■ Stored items
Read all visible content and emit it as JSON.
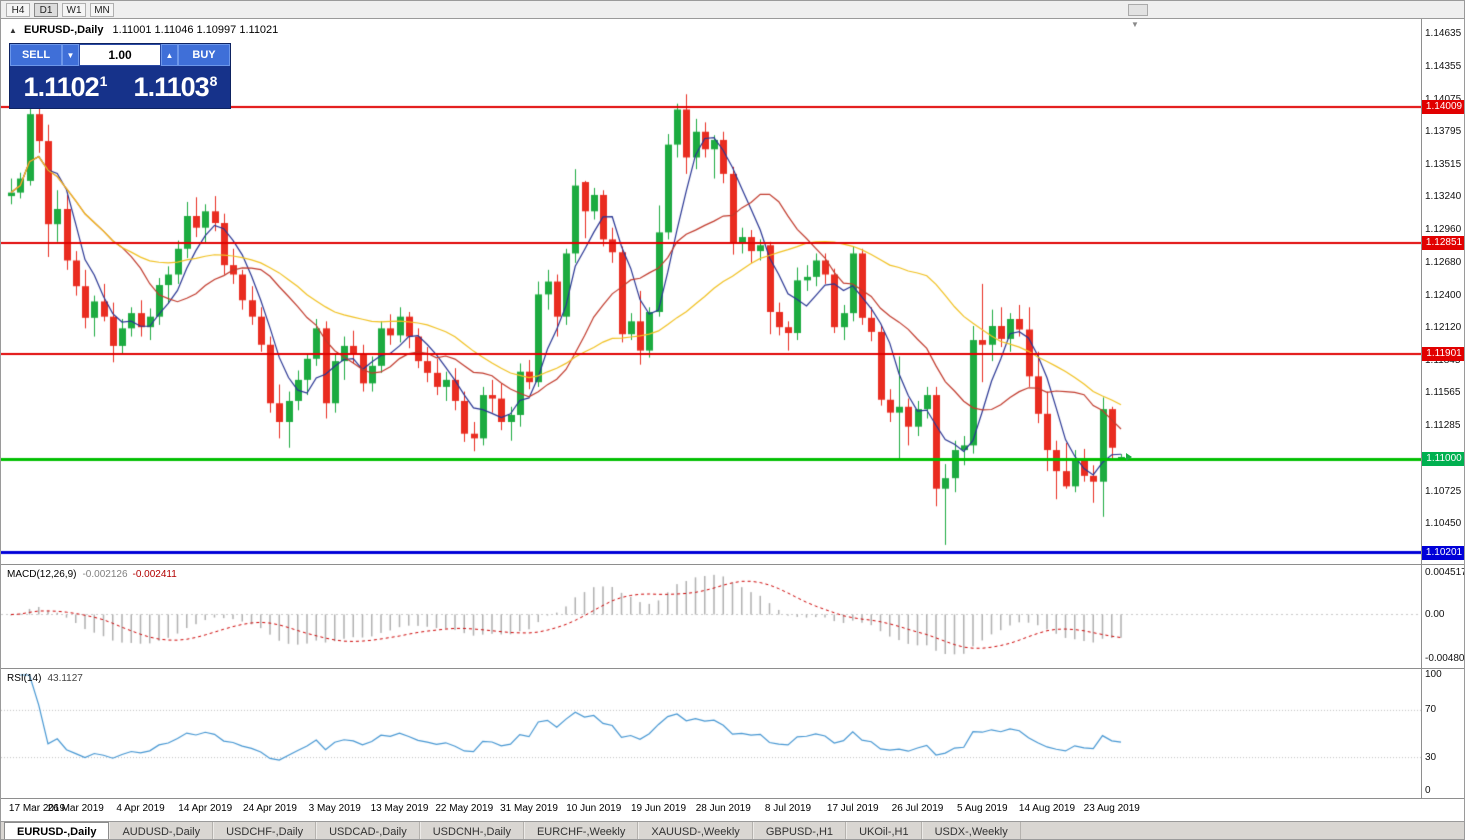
{
  "toolbar": {
    "timeframes": [
      {
        "label": "H4",
        "active": false
      },
      {
        "label": "D1",
        "active": true
      },
      {
        "label": "W1",
        "active": false
      },
      {
        "label": "MN",
        "active": false
      }
    ]
  },
  "chart_header": {
    "collapse_icon": "▲",
    "symbol_period": "EURUSD-,Daily",
    "ohlc_text": "1.11001 1.11046 1.10997 1.11021"
  },
  "trade_panel": {
    "sell_label": "SELL",
    "buy_label": "BUY",
    "volume": "1.00",
    "spin_down_icon": "▼",
    "spin_up_icon": "▲",
    "sell_price_main": "1.1102",
    "sell_price_sup": "1",
    "buy_price_main": "1.1103",
    "buy_price_sup": "8"
  },
  "shift_marker_icon": "▼",
  "price_axis": {
    "labels": [
      {
        "text": "1.14635",
        "price": 1.14635
      },
      {
        "text": "1.14355",
        "price": 1.14355
      },
      {
        "text": "1.14075",
        "price": 1.14075
      },
      {
        "text": "1.13795",
        "price": 1.13795
      },
      {
        "text": "1.13515",
        "price": 1.13515
      },
      {
        "text": "1.13240",
        "price": 1.1324
      },
      {
        "text": "1.12960",
        "price": 1.1296
      },
      {
        "text": "1.12680",
        "price": 1.1268
      },
      {
        "text": "1.12400",
        "price": 1.124
      },
      {
        "text": "1.12120",
        "price": 1.1212
      },
      {
        "text": "1.11845",
        "price": 1.11845
      },
      {
        "text": "1.11565",
        "price": 1.11565
      },
      {
        "text": "1.11285",
        "price": 1.11285
      },
      {
        "text": "1.10725",
        "price": 1.10725
      },
      {
        "text": "1.10450",
        "price": 1.1045
      }
    ],
    "badges": [
      {
        "text": "1.14009",
        "price": 1.14009,
        "color": "#e10000"
      },
      {
        "text": "1.12851",
        "price": 1.12851,
        "color": "#e10000"
      },
      {
        "text": "1.11901",
        "price": 1.11901,
        "color": "#e10000"
      },
      {
        "text": "1.11000",
        "price": 1.11,
        "color": "#00b050"
      },
      {
        "text": "1.10201",
        "price": 1.10201,
        "color": "#0000d8"
      }
    ]
  },
  "indicator_panels": {
    "macd": {
      "label": "MACD(12,26,9)",
      "value1": "-0.002126",
      "value2": "-0.002411",
      "axis_labels": [
        {
          "text": "0.004517",
          "value": 0.004517
        },
        {
          "text": "0.00",
          "value": 0
        },
        {
          "text": "-0.004806",
          "value": -0.004806
        }
      ]
    },
    "rsi": {
      "label": "RSI(14)",
      "value": "43.1127",
      "axis_labels": [
        {
          "text": "100",
          "value": 100
        },
        {
          "text": "70",
          "value": 70
        },
        {
          "text": "30",
          "value": 30
        },
        {
          "text": "0",
          "value": 0
        }
      ],
      "levels": [
        70,
        30
      ]
    }
  },
  "date_axis": [
    {
      "text": "17 Mar 2019",
      "index": 0
    },
    {
      "text": "26 Mar 2019",
      "index": 7
    },
    {
      "text": "4 Apr 2019",
      "index": 14
    },
    {
      "text": "14 Apr 2019",
      "index": 21
    },
    {
      "text": "24 Apr 2019",
      "index": 28
    },
    {
      "text": "3 May 2019",
      "index": 35
    },
    {
      "text": "13 May 2019",
      "index": 42
    },
    {
      "text": "22 May 2019",
      "index": 49
    },
    {
      "text": "31 May 2019",
      "index": 56
    },
    {
      "text": "10 Jun 2019",
      "index": 63
    },
    {
      "text": "19 Jun 2019",
      "index": 70
    },
    {
      "text": "28 Jun 2019",
      "index": 77
    },
    {
      "text": "8 Jul 2019",
      "index": 84
    },
    {
      "text": "17 Jul 2019",
      "index": 91
    },
    {
      "text": "26 Jul 2019",
      "index": 98
    },
    {
      "text": "5 Aug 2019",
      "index": 105
    },
    {
      "text": "14 Aug 2019",
      "index": 112
    },
    {
      "text": "23 Aug 2019",
      "index": 119
    }
  ],
  "tabs": [
    {
      "label": "EURUSD-,Daily",
      "active": true
    },
    {
      "label": "AUDUSD-,Daily",
      "active": false
    },
    {
      "label": "USDCHF-,Daily",
      "active": false
    },
    {
      "label": "USDCAD-,Daily",
      "active": false
    },
    {
      "label": "USDCNH-,Daily",
      "active": false
    },
    {
      "label": "EURCHF-,Weekly",
      "active": false
    },
    {
      "label": "XAUUSD-,Weekly",
      "active": false
    },
    {
      "label": "GBPUSD-,H1",
      "active": false
    },
    {
      "label": "UKOil-,H1",
      "active": false
    },
    {
      "label": "USDX-,Weekly",
      "active": false
    }
  ],
  "chart_data": {
    "type": "candlestick",
    "symbol": "EURUSD-",
    "timeframe": "Daily",
    "current": {
      "open": 1.11001,
      "high": 1.11046,
      "low": 1.10997,
      "close": 1.11021,
      "bid": "1.11021",
      "ask": "1.11038"
    },
    "bull_color": "#1cab40",
    "bear_color": "#e92c20",
    "horizontal_lines": [
      {
        "price": 1.14009,
        "color": "#e10000",
        "width": 2
      },
      {
        "price": 1.12851,
        "color": "#e10000",
        "width": 2
      },
      {
        "price": 1.11901,
        "color": "#e10000",
        "width": 2
      },
      {
        "price": 1.11,
        "color": "#00bf00",
        "width": 3
      },
      {
        "price": 1.10201,
        "color": "#0000d8",
        "width": 3
      }
    ],
    "moving_averages": [
      {
        "period": 5,
        "color": "#283593"
      },
      {
        "period": 13,
        "color": "#c0392b"
      },
      {
        "period": 30,
        "color": "#f0c020"
      }
    ],
    "macd": {
      "fast": 12,
      "slow": 26,
      "signal_period": 9,
      "hist_color": "#b0b0b0",
      "signal_color": "#cc0000"
    },
    "rsi": {
      "period": 14,
      "color": "#4596d2"
    },
    "ohlc": [
      [
        1.1325,
        1.134,
        1.1318,
        1.1328
      ],
      [
        1.1328,
        1.1345,
        1.1323,
        1.134
      ],
      [
        1.1338,
        1.1403,
        1.1334,
        1.1395
      ],
      [
        1.1395,
        1.1409,
        1.1362,
        1.1372
      ],
      [
        1.1372,
        1.1386,
        1.1273,
        1.1301
      ],
      [
        1.1301,
        1.133,
        1.1286,
        1.1314
      ],
      [
        1.1314,
        1.1326,
        1.1262,
        1.127
      ],
      [
        1.127,
        1.1278,
        1.124,
        1.1248
      ],
      [
        1.1248,
        1.1262,
        1.1212,
        1.1221
      ],
      [
        1.1221,
        1.124,
        1.1205,
        1.1235
      ],
      [
        1.1235,
        1.125,
        1.1218,
        1.1222
      ],
      [
        1.1222,
        1.1234,
        1.1183,
        1.1197
      ],
      [
        1.1197,
        1.122,
        1.119,
        1.1212
      ],
      [
        1.1212,
        1.123,
        1.1205,
        1.1225
      ],
      [
        1.1225,
        1.1236,
        1.1205,
        1.1213
      ],
      [
        1.1213,
        1.1229,
        1.1202,
        1.1222
      ],
      [
        1.1222,
        1.1255,
        1.1215,
        1.1249
      ],
      [
        1.1249,
        1.1265,
        1.1233,
        1.1258
      ],
      [
        1.1258,
        1.1287,
        1.125,
        1.128
      ],
      [
        1.128,
        1.132,
        1.1272,
        1.1308
      ],
      [
        1.1308,
        1.1324,
        1.129,
        1.1298
      ],
      [
        1.1298,
        1.1318,
        1.1285,
        1.1312
      ],
      [
        1.1312,
        1.1325,
        1.1295,
        1.1302
      ],
      [
        1.1302,
        1.131,
        1.1258,
        1.1266
      ],
      [
        1.1266,
        1.128,
        1.125,
        1.1258
      ],
      [
        1.1258,
        1.1262,
        1.1228,
        1.1236
      ],
      [
        1.1236,
        1.1248,
        1.1215,
        1.1222
      ],
      [
        1.1222,
        1.123,
        1.1192,
        1.1198
      ],
      [
        1.1198,
        1.1205,
        1.114,
        1.1148
      ],
      [
        1.1148,
        1.1164,
        1.1118,
        1.1132
      ],
      [
        1.1132,
        1.1158,
        1.111,
        1.115
      ],
      [
        1.115,
        1.1176,
        1.1142,
        1.1168
      ],
      [
        1.1168,
        1.119,
        1.1155,
        1.1186
      ],
      [
        1.1186,
        1.122,
        1.118,
        1.1212
      ],
      [
        1.1212,
        1.1218,
        1.1135,
        1.1148
      ],
      [
        1.1148,
        1.119,
        1.114,
        1.1184
      ],
      [
        1.1184,
        1.1205,
        1.1168,
        1.1197
      ],
      [
        1.1197,
        1.121,
        1.1182,
        1.119
      ],
      [
        1.119,
        1.1198,
        1.1158,
        1.1165
      ],
      [
        1.1165,
        1.1188,
        1.1158,
        1.118
      ],
      [
        1.118,
        1.1218,
        1.1174,
        1.1212
      ],
      [
        1.1212,
        1.1224,
        1.1198,
        1.1206
      ],
      [
        1.1206,
        1.123,
        1.12,
        1.1222
      ],
      [
        1.1222,
        1.1226,
        1.1195,
        1.1205
      ],
      [
        1.1205,
        1.1212,
        1.1178,
        1.1184
      ],
      [
        1.1184,
        1.1196,
        1.1166,
        1.1174
      ],
      [
        1.1174,
        1.1186,
        1.1155,
        1.1162
      ],
      [
        1.1162,
        1.1175,
        1.115,
        1.1168
      ],
      [
        1.1168,
        1.1178,
        1.1142,
        1.115
      ],
      [
        1.115,
        1.1158,
        1.1115,
        1.1122
      ],
      [
        1.1122,
        1.1132,
        1.1107,
        1.1118
      ],
      [
        1.1118,
        1.1162,
        1.1112,
        1.1155
      ],
      [
        1.1155,
        1.1168,
        1.114,
        1.1152
      ],
      [
        1.1152,
        1.1165,
        1.1125,
        1.1132
      ],
      [
        1.1132,
        1.1145,
        1.1116,
        1.1138
      ],
      [
        1.1138,
        1.1182,
        1.1128,
        1.1175
      ],
      [
        1.1175,
        1.1185,
        1.116,
        1.1166
      ],
      [
        1.1166,
        1.1252,
        1.1162,
        1.1241
      ],
      [
        1.1241,
        1.1262,
        1.1228,
        1.1252
      ],
      [
        1.1252,
        1.1258,
        1.1205,
        1.1222
      ],
      [
        1.1222,
        1.128,
        1.1215,
        1.1276
      ],
      [
        1.1276,
        1.1348,
        1.1268,
        1.1334
      ],
      [
        1.1337,
        1.1338,
        1.1289,
        1.1312
      ],
      [
        1.1312,
        1.1332,
        1.1305,
        1.1326
      ],
      [
        1.1326,
        1.133,
        1.1282,
        1.1288
      ],
      [
        1.1288,
        1.1298,
        1.1268,
        1.1277
      ],
      [
        1.1277,
        1.1282,
        1.12,
        1.1207
      ],
      [
        1.1207,
        1.1225,
        1.1202,
        1.1218
      ],
      [
        1.1218,
        1.1244,
        1.1181,
        1.1193
      ],
      [
        1.1193,
        1.123,
        1.1187,
        1.1226
      ],
      [
        1.1226,
        1.1317,
        1.1222,
        1.1294
      ],
      [
        1.1294,
        1.1378,
        1.1288,
        1.1369
      ],
      [
        1.1369,
        1.1404,
        1.1358,
        1.1399
      ],
      [
        1.1399,
        1.1412,
        1.1344,
        1.1358
      ],
      [
        1.1358,
        1.1391,
        1.1348,
        1.138
      ],
      [
        1.138,
        1.1388,
        1.1358,
        1.1365
      ],
      [
        1.1365,
        1.1377,
        1.134,
        1.1373
      ],
      [
        1.1373,
        1.138,
        1.1336,
        1.1344
      ],
      [
        1.1344,
        1.135,
        1.1275,
        1.1285
      ],
      [
        1.1285,
        1.1298,
        1.1276,
        1.129
      ],
      [
        1.129,
        1.1296,
        1.1268,
        1.1278
      ],
      [
        1.1278,
        1.1288,
        1.127,
        1.1283
      ],
      [
        1.1283,
        1.1286,
        1.1207,
        1.1226
      ],
      [
        1.1226,
        1.1234,
        1.1206,
        1.1213
      ],
      [
        1.1213,
        1.1218,
        1.1193,
        1.1208
      ],
      [
        1.1208,
        1.1264,
        1.1202,
        1.1253
      ],
      [
        1.1253,
        1.1266,
        1.1244,
        1.1256
      ],
      [
        1.1256,
        1.1276,
        1.1248,
        1.127
      ],
      [
        1.127,
        1.1276,
        1.125,
        1.1258
      ],
      [
        1.1258,
        1.1263,
        1.1208,
        1.1213
      ],
      [
        1.1213,
        1.1232,
        1.1202,
        1.1225
      ],
      [
        1.1225,
        1.1282,
        1.1218,
        1.1276
      ],
      [
        1.1276,
        1.128,
        1.1215,
        1.1221
      ],
      [
        1.1221,
        1.123,
        1.1201,
        1.1209
      ],
      [
        1.1209,
        1.1215,
        1.1146,
        1.1151
      ],
      [
        1.1151,
        1.116,
        1.1132,
        1.114
      ],
      [
        1.114,
        1.1188,
        1.1101,
        1.1145
      ],
      [
        1.1145,
        1.1152,
        1.1112,
        1.1128
      ],
      [
        1.1128,
        1.115,
        1.112,
        1.1143
      ],
      [
        1.1143,
        1.1162,
        1.1135,
        1.1155
      ],
      [
        1.1155,
        1.1162,
        1.106,
        1.1075
      ],
      [
        1.1075,
        1.1096,
        1.1027,
        1.1084
      ],
      [
        1.1084,
        1.1116,
        1.1072,
        1.1108
      ],
      [
        1.1108,
        1.112,
        1.1095,
        1.1112
      ],
      [
        1.1112,
        1.1214,
        1.1105,
        1.1202
      ],
      [
        1.1202,
        1.125,
        1.1166,
        1.1198
      ],
      [
        1.1198,
        1.1228,
        1.1184,
        1.1214
      ],
      [
        1.1214,
        1.123,
        1.1196,
        1.1203
      ],
      [
        1.1203,
        1.1225,
        1.1192,
        1.122
      ],
      [
        1.122,
        1.1232,
        1.1205,
        1.1211
      ],
      [
        1.1211,
        1.123,
        1.1162,
        1.1171
      ],
      [
        1.1171,
        1.1192,
        1.1131,
        1.1139
      ],
      [
        1.1139,
        1.1158,
        1.109,
        1.1108
      ],
      [
        1.1108,
        1.1116,
        1.1066,
        1.109
      ],
      [
        1.109,
        1.1114,
        1.1075,
        1.1077
      ],
      [
        1.1077,
        1.1108,
        1.1072,
        1.11
      ],
      [
        1.11,
        1.1109,
        1.1081,
        1.1086
      ],
      [
        1.1086,
        1.1095,
        1.1063,
        1.1081
      ],
      [
        1.1081,
        1.1153,
        1.1051,
        1.1143
      ],
      [
        1.1143,
        1.1145,
        1.11,
        1.111
      ],
      [
        1.11001,
        1.11046,
        1.10997,
        1.11021
      ]
    ]
  }
}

■ WORK REQUIRED
From the records above, copy every line that holds the word "Weekly".

■ THE RESPONSE
      "label": "EURCHF-,Weekly",
      "label": "XAUUSD-,Weekly",
      "label": "USDX-,Weekly",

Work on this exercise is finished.